# THE PROBLEM
List each line of the data that holds the word "olha".

---------- RECORDS PROVIDED ----------

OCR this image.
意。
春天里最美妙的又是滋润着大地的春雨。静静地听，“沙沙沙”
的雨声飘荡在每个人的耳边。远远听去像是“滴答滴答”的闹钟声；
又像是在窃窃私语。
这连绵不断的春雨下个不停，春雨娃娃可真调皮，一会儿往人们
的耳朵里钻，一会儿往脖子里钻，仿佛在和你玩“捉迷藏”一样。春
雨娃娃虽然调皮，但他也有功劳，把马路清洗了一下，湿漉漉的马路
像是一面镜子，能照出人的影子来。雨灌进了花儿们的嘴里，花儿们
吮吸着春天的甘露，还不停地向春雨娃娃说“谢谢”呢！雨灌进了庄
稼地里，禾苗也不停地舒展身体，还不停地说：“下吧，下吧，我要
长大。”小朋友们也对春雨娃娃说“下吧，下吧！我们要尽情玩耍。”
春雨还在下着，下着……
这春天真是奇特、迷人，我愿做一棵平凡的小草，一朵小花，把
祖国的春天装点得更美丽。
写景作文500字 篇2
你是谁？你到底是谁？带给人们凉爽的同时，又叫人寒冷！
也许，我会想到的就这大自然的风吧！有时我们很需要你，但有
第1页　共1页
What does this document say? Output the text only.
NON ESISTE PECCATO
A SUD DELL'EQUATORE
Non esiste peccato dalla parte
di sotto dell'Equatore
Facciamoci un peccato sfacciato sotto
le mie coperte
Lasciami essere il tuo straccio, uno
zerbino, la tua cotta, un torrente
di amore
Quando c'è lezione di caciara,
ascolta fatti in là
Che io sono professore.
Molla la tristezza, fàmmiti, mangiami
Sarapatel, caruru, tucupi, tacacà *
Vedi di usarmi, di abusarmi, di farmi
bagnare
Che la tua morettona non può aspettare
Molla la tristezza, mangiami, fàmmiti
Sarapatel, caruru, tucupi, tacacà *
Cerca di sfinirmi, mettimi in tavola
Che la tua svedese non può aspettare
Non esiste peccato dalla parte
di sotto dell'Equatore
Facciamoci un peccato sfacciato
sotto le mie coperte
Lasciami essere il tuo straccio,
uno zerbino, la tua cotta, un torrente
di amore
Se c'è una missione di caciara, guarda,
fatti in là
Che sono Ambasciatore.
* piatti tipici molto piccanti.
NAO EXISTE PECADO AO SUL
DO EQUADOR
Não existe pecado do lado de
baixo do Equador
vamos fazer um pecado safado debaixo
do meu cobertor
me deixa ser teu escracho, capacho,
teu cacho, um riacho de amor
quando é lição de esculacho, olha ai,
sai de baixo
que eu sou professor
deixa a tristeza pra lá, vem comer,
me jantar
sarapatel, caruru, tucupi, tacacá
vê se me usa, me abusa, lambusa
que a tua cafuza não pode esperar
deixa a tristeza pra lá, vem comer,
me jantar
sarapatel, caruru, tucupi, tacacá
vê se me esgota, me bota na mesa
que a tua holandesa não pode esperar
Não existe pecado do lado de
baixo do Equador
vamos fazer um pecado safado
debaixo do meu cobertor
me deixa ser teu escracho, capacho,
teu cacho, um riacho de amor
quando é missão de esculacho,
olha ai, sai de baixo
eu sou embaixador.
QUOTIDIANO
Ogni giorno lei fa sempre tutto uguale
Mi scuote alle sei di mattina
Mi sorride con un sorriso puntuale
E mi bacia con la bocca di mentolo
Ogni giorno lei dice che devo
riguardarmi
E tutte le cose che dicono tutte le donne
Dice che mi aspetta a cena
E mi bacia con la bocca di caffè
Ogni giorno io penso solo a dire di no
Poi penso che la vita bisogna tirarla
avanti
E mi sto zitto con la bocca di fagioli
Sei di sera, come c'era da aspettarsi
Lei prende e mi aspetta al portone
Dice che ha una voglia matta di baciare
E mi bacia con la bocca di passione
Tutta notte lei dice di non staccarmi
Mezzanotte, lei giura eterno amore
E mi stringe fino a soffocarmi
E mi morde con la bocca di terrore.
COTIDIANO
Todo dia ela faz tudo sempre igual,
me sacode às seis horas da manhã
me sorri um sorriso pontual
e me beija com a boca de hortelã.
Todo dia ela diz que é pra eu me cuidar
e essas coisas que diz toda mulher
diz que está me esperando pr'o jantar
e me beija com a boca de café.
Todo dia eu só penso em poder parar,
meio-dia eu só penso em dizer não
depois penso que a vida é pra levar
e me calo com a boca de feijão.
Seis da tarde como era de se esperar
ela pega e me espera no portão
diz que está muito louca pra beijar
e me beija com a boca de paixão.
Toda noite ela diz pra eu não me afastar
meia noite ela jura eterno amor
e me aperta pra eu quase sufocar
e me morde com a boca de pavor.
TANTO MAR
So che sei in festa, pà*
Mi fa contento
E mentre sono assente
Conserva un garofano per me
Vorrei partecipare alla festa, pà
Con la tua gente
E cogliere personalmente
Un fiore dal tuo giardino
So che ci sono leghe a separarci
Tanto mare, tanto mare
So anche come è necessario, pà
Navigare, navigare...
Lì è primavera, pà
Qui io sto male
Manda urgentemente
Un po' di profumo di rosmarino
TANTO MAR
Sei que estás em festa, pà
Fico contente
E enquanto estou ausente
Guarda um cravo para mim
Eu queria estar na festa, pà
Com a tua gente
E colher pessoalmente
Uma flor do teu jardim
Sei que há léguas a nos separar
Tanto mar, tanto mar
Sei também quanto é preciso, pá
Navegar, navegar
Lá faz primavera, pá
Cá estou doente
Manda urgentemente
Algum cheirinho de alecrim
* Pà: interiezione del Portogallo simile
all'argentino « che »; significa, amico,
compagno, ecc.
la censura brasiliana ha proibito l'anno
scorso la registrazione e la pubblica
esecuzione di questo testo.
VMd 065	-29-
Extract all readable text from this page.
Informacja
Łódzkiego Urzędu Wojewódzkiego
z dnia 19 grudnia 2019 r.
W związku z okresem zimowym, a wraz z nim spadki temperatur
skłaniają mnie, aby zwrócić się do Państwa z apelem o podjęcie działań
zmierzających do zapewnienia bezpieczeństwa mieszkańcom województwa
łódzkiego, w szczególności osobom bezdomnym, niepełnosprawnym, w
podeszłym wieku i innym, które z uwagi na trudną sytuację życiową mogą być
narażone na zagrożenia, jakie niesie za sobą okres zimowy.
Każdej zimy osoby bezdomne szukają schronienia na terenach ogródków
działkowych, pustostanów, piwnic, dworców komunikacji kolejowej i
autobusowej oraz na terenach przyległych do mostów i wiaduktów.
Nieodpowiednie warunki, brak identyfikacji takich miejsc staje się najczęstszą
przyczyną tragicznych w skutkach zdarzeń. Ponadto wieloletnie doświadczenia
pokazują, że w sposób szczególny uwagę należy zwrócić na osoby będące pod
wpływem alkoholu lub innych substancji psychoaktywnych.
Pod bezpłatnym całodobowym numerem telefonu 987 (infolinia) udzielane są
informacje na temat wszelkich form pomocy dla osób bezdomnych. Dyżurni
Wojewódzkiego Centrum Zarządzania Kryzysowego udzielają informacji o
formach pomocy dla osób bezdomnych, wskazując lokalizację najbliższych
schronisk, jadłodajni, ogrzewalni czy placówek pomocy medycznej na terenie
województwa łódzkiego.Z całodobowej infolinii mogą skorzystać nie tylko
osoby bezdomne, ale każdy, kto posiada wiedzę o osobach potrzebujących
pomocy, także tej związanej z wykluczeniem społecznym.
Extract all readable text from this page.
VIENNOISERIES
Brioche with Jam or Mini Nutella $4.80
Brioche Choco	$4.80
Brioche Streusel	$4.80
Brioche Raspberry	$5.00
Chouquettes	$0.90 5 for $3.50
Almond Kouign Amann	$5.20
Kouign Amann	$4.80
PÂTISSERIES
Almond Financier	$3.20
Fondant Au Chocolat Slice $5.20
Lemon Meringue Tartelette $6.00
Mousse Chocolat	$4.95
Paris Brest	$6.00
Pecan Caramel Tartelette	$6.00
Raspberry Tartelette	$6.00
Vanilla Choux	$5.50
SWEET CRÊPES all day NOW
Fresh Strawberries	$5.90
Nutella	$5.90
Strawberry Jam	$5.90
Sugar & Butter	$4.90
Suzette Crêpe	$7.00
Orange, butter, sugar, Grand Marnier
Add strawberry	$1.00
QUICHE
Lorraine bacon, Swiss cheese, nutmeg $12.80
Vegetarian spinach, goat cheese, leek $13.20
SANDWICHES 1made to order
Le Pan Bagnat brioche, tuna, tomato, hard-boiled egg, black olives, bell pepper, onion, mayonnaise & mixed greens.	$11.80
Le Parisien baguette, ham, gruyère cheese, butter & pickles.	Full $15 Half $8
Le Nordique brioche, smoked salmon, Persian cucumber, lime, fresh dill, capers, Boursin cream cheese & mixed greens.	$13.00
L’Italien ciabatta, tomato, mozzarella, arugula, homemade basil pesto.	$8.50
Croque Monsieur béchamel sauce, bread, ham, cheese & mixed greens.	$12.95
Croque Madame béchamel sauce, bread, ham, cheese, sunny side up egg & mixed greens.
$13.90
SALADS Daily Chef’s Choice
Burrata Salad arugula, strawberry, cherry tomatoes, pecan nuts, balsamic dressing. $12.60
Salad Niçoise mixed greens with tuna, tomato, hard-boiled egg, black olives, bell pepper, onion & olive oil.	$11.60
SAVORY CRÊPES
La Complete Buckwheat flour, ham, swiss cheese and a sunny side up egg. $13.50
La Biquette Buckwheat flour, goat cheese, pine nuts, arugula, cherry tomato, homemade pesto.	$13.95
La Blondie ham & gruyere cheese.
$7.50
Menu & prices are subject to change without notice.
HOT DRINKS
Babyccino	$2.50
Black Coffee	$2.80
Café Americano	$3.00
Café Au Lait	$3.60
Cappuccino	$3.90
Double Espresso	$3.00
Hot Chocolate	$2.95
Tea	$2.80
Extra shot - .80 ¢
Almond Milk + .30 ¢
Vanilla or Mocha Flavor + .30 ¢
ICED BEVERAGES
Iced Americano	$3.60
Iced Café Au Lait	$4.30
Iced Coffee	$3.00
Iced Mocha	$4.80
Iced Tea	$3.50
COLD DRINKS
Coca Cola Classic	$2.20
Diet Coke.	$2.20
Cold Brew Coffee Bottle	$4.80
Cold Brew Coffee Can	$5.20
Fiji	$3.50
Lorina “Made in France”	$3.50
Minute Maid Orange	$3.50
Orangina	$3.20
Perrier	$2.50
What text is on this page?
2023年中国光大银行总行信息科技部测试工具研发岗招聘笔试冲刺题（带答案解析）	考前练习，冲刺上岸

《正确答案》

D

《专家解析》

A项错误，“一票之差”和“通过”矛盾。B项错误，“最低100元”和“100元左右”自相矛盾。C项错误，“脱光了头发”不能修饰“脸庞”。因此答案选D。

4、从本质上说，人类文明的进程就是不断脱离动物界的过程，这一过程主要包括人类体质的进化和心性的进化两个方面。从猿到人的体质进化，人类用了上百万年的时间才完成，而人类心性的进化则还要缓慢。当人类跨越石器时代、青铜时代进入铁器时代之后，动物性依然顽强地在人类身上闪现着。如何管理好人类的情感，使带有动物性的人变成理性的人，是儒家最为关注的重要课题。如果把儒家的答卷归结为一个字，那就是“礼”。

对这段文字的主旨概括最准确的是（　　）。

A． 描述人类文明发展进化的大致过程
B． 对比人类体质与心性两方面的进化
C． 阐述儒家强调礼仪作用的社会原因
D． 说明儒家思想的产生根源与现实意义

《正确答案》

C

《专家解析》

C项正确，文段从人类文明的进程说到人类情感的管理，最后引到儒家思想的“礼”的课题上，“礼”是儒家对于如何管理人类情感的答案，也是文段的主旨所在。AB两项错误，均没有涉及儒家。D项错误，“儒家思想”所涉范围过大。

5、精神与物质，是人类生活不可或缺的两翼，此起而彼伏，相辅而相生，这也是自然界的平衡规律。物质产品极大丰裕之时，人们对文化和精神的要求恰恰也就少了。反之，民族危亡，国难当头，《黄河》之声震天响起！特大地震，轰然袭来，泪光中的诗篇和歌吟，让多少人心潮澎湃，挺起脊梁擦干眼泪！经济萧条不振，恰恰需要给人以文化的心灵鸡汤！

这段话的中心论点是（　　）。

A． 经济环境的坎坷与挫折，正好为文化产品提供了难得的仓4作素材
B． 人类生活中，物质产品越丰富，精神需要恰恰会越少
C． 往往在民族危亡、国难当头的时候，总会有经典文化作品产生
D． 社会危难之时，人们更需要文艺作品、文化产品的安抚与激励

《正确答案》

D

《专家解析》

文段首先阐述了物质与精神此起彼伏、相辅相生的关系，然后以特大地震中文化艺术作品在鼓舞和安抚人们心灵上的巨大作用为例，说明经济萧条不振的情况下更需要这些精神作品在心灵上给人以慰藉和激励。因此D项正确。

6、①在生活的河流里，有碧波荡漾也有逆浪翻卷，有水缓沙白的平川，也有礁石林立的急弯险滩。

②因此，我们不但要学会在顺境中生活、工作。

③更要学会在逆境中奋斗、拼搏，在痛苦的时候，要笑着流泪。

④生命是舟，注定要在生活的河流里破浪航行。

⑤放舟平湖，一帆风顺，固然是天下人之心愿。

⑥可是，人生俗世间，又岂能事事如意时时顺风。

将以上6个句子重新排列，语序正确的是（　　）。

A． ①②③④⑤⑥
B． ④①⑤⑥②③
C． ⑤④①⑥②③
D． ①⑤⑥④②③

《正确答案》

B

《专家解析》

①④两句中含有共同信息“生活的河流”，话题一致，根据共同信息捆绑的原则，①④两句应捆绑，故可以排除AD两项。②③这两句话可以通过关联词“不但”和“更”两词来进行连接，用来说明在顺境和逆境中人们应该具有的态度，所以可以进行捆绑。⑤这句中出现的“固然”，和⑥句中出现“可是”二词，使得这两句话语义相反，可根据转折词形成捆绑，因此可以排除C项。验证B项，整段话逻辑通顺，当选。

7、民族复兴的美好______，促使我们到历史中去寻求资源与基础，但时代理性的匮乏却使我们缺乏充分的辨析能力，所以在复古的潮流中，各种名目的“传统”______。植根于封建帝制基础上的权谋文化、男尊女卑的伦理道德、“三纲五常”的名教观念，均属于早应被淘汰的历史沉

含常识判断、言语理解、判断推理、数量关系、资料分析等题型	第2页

----------

# RESULT
quando é lição de esculacho, olha ai,
olha ai, sai de baixo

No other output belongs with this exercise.